Report how many lines in the records below contain the word "Extract". Give only the number.

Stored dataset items
----------

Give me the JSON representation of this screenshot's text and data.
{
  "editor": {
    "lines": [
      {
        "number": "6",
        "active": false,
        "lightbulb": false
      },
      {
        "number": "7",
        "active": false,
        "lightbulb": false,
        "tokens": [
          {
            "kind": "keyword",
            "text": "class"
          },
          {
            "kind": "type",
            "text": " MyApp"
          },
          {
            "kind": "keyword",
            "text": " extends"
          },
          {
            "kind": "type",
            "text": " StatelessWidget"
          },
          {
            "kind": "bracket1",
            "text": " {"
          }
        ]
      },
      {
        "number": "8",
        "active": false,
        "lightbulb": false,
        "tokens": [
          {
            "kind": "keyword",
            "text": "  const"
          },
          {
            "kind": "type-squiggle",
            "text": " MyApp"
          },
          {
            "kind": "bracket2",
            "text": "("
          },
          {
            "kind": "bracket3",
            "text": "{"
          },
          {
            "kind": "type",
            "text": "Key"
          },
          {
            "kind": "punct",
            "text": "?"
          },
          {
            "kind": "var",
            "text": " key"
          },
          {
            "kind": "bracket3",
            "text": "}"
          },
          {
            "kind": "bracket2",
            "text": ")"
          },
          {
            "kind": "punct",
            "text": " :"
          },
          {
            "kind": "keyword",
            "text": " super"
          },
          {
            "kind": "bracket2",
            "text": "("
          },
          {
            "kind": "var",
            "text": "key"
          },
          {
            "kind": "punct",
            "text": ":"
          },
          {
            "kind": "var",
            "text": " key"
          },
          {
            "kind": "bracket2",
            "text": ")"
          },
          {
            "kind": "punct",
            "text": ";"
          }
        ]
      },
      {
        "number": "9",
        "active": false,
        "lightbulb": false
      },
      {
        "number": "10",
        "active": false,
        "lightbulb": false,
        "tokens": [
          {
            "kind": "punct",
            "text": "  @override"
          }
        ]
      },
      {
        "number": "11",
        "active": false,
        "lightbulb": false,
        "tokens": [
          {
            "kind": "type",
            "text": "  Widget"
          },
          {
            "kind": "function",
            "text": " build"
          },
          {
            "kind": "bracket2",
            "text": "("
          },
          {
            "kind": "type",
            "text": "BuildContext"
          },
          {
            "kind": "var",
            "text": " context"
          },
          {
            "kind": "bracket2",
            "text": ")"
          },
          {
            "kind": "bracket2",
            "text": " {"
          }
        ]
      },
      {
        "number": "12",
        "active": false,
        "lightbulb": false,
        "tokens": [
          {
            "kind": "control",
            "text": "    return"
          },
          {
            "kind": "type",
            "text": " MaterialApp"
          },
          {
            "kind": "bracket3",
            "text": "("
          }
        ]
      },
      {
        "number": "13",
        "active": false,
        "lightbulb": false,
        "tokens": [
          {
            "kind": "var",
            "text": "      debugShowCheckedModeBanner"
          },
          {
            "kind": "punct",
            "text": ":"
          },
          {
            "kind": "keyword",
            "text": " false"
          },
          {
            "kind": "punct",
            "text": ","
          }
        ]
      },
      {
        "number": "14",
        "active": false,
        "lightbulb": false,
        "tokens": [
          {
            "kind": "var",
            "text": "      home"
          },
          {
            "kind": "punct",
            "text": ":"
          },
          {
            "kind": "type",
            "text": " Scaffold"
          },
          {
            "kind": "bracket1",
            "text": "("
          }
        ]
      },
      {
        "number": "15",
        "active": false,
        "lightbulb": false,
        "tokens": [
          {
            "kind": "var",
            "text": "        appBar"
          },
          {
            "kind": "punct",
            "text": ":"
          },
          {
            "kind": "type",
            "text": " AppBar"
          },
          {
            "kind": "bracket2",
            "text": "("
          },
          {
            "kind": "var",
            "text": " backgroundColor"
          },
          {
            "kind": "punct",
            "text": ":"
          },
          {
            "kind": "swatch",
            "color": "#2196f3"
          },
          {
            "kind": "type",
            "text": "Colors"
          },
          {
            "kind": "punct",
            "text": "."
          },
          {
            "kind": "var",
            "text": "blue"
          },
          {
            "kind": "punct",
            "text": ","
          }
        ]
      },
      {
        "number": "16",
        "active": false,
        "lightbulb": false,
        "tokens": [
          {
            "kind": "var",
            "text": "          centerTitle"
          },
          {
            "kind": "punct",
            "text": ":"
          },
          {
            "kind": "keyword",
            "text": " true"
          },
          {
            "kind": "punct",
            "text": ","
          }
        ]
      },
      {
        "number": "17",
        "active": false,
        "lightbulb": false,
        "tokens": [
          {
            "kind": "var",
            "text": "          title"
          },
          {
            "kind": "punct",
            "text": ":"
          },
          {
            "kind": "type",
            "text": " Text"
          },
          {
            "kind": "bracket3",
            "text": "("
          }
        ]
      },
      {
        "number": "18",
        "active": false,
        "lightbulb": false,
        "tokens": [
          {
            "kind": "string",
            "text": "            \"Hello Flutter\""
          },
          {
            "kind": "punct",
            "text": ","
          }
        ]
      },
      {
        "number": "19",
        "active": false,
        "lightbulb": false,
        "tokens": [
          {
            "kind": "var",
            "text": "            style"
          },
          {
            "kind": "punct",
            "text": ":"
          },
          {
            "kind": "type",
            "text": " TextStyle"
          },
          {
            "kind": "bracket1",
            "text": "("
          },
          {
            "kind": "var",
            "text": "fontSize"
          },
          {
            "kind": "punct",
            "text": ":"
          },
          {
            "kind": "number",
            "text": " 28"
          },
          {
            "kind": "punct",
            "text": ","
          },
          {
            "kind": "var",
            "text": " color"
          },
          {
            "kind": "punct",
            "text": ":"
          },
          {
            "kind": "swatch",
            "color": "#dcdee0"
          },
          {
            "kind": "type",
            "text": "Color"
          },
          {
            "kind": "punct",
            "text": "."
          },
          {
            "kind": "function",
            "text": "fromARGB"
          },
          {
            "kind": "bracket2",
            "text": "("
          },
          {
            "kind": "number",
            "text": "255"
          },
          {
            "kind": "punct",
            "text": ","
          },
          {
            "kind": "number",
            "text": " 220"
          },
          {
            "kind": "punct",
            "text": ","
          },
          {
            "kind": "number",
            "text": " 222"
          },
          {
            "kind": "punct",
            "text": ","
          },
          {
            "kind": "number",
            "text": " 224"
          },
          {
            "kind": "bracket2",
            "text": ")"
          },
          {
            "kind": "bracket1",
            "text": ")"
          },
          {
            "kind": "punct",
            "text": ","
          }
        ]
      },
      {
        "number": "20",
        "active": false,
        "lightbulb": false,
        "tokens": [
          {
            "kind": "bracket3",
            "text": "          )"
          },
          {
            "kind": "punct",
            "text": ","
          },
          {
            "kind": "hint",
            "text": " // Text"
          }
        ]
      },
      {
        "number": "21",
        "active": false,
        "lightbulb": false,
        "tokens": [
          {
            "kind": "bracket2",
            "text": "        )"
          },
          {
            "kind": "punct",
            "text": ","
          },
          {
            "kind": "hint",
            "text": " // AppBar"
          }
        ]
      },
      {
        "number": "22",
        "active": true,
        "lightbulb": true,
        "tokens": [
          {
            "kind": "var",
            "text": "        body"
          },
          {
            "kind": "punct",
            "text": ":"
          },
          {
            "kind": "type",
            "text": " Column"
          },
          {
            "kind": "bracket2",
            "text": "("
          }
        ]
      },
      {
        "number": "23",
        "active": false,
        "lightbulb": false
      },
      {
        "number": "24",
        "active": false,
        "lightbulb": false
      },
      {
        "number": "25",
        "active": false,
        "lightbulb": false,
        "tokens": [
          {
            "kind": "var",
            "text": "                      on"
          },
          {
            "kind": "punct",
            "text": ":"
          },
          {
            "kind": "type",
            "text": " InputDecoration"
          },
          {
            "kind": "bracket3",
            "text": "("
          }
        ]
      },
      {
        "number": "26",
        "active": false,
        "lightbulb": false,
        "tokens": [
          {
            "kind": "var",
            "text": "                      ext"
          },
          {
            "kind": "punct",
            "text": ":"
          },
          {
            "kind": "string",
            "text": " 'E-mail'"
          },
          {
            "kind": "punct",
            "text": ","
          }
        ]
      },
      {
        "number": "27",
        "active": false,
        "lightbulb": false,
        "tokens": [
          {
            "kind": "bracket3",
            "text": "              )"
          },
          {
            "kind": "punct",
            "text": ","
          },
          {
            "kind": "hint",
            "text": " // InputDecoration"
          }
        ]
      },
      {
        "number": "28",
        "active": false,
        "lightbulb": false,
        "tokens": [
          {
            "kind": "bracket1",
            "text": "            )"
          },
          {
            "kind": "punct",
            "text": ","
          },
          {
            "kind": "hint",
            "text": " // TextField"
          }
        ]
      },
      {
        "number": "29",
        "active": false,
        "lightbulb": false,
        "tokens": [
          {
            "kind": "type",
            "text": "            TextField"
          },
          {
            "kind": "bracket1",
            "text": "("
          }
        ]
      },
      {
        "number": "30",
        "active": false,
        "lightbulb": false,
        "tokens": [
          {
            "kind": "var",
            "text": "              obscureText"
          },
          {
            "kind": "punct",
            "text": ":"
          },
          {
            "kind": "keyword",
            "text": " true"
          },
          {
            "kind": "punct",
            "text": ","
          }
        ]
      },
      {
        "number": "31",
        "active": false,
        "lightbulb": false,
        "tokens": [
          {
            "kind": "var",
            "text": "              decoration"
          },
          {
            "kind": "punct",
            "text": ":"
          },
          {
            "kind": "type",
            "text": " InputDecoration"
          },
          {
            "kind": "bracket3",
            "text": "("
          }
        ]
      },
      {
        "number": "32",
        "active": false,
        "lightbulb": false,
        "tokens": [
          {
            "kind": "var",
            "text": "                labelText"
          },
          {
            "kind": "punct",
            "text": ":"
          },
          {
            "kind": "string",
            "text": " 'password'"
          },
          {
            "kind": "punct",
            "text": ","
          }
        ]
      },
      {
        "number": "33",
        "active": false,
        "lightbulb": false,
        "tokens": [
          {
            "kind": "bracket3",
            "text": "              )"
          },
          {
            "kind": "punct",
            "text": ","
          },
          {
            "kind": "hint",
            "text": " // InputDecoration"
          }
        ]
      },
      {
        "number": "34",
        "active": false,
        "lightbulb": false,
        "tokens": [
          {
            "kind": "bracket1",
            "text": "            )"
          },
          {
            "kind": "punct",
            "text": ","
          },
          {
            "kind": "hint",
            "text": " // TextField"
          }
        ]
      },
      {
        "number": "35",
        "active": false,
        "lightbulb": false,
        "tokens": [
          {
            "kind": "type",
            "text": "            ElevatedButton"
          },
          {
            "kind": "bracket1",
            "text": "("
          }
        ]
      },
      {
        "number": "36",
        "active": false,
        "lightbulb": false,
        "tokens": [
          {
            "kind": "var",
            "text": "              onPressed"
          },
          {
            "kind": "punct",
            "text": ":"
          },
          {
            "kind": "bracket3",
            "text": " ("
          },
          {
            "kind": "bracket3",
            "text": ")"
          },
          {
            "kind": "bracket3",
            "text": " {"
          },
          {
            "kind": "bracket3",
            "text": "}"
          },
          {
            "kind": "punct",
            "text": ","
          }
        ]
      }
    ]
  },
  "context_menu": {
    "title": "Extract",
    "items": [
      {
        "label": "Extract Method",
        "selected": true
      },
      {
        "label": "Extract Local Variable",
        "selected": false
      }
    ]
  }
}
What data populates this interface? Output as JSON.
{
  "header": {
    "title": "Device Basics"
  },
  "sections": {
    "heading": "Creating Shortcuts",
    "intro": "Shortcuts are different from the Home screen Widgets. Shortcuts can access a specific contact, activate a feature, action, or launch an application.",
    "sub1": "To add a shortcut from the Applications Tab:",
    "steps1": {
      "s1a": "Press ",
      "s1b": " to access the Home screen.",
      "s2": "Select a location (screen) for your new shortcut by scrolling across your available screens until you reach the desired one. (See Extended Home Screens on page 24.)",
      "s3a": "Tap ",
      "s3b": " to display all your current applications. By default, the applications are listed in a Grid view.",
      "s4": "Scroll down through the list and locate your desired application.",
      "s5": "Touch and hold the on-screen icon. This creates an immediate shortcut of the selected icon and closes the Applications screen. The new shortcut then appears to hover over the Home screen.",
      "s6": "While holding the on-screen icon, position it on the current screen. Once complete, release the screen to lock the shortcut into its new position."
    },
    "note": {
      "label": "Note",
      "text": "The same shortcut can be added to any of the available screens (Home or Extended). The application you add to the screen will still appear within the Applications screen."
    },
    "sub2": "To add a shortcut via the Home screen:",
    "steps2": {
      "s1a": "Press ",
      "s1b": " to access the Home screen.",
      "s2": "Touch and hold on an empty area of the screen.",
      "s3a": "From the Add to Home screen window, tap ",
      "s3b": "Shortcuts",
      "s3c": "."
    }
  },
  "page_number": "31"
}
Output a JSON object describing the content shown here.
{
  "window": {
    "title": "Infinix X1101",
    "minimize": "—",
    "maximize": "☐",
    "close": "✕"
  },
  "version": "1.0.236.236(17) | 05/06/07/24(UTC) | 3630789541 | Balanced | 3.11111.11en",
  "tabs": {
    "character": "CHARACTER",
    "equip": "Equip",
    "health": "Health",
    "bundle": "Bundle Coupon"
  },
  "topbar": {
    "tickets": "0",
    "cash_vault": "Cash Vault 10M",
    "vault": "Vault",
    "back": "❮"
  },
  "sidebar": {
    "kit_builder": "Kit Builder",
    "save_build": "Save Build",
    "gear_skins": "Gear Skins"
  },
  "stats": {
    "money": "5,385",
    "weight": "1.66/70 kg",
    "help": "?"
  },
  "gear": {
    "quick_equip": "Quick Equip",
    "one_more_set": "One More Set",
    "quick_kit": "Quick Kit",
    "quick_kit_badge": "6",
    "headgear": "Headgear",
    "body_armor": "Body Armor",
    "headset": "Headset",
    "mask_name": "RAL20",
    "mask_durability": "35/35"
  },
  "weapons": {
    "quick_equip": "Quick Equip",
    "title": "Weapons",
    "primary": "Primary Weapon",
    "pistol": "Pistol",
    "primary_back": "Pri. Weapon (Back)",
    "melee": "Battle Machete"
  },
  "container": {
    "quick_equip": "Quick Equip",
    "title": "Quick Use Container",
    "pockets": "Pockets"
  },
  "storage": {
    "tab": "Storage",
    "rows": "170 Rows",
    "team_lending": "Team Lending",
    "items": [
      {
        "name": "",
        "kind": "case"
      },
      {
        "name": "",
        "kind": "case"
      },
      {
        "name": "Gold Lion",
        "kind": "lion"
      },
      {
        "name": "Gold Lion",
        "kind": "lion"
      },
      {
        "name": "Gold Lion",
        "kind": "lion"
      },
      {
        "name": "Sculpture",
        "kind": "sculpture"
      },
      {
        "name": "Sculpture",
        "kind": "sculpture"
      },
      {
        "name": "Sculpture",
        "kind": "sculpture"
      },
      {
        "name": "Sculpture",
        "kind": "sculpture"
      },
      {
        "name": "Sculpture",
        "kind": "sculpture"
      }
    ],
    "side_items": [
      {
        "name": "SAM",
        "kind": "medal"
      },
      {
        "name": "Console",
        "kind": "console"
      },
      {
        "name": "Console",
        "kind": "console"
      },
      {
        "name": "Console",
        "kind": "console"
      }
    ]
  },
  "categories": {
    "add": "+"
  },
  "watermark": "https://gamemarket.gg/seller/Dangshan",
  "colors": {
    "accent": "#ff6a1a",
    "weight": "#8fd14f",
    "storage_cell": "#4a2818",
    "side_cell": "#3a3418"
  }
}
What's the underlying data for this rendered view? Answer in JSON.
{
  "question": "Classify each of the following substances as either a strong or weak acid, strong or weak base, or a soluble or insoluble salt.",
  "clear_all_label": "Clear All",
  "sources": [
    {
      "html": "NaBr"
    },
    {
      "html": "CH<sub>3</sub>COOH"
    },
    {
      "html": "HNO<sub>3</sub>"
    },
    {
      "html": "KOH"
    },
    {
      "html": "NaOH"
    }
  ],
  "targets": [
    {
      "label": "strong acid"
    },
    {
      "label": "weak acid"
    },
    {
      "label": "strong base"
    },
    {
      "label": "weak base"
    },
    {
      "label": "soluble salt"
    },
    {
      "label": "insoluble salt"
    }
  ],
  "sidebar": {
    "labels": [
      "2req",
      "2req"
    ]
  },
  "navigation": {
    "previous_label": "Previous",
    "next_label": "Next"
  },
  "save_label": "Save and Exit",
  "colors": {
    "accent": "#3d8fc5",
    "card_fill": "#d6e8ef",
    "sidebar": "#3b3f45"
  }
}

----------

§ **The output**
3